**What is being asked**
Copy out all lines in the data below containing the string "заготовки".
>>>>>
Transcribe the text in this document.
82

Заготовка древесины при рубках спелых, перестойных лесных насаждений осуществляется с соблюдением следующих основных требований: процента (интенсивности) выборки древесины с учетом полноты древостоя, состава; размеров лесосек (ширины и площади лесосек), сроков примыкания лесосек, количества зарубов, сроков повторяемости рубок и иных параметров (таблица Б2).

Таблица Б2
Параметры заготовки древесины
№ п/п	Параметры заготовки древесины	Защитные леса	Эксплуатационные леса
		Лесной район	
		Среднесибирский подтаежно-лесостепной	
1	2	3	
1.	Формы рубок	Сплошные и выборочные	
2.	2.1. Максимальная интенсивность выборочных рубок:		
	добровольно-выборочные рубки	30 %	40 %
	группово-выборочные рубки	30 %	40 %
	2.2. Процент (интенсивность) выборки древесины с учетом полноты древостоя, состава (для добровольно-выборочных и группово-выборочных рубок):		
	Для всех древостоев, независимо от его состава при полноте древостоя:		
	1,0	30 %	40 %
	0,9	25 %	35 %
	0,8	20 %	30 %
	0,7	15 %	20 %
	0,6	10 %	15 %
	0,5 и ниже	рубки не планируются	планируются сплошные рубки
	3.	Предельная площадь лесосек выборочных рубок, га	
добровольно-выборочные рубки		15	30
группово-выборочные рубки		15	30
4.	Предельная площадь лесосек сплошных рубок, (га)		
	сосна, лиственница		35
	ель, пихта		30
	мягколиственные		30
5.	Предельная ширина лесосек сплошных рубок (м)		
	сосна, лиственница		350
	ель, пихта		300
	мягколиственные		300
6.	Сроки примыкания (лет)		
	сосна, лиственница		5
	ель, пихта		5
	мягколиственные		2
<<<<<
**The result**
Параметры заготовки древесины
№ п/п	Параметры заготовки древесины	Защитные леса	Эксплуатационные леса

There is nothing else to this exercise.